(Your goal): Return each line of the listing that contains the string "Cómo".

(Entries from a dataset):
:::::

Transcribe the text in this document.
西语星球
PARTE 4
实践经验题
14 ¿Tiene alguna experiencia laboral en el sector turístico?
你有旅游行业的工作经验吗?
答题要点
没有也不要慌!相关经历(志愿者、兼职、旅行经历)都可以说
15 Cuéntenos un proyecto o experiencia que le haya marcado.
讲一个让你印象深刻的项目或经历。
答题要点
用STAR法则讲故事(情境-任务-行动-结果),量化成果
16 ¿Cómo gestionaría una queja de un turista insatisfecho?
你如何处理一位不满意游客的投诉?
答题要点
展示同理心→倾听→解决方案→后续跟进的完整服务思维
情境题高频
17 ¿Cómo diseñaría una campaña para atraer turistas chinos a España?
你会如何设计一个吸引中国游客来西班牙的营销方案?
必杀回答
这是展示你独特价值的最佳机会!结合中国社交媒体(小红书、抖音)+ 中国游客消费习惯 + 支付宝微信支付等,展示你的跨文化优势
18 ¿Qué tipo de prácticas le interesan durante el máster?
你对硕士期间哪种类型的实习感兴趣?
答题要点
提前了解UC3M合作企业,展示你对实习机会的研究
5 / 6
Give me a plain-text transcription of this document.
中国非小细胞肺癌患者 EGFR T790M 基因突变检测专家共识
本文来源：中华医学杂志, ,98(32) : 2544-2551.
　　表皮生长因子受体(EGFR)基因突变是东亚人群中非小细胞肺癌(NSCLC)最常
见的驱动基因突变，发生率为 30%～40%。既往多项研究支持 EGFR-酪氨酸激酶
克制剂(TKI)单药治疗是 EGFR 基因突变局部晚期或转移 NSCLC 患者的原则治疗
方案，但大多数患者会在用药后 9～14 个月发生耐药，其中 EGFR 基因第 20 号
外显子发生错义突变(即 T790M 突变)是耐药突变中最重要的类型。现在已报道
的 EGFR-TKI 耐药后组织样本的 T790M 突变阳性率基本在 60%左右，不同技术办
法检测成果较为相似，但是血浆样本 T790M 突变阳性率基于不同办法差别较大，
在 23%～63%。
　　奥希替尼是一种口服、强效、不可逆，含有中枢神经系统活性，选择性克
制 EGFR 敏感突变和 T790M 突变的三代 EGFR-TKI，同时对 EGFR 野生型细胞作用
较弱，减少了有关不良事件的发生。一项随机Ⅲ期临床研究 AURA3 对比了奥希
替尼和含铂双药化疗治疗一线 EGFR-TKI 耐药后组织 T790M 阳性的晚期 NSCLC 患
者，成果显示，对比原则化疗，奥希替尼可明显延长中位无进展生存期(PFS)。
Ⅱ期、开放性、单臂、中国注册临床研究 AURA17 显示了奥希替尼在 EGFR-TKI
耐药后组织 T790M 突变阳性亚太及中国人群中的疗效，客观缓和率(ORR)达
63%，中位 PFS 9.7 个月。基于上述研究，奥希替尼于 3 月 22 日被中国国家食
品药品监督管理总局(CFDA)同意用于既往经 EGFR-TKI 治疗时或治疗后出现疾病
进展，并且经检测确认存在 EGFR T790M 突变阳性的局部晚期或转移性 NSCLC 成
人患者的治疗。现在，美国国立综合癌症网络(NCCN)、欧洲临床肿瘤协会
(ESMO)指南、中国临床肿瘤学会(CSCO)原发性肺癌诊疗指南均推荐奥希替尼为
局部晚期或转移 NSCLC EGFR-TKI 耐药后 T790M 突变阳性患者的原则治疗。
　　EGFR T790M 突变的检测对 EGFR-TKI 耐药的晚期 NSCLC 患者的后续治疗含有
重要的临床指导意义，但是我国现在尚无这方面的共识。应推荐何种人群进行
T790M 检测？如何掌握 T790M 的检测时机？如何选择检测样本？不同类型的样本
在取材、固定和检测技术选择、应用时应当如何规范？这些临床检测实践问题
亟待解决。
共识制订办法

:::::

(Written reply):
16 ¿Cómo gestionaría una queja de un turista insatisfecho?
17 ¿Cómo diseñaría una campaña para atraer turistas chinos a España?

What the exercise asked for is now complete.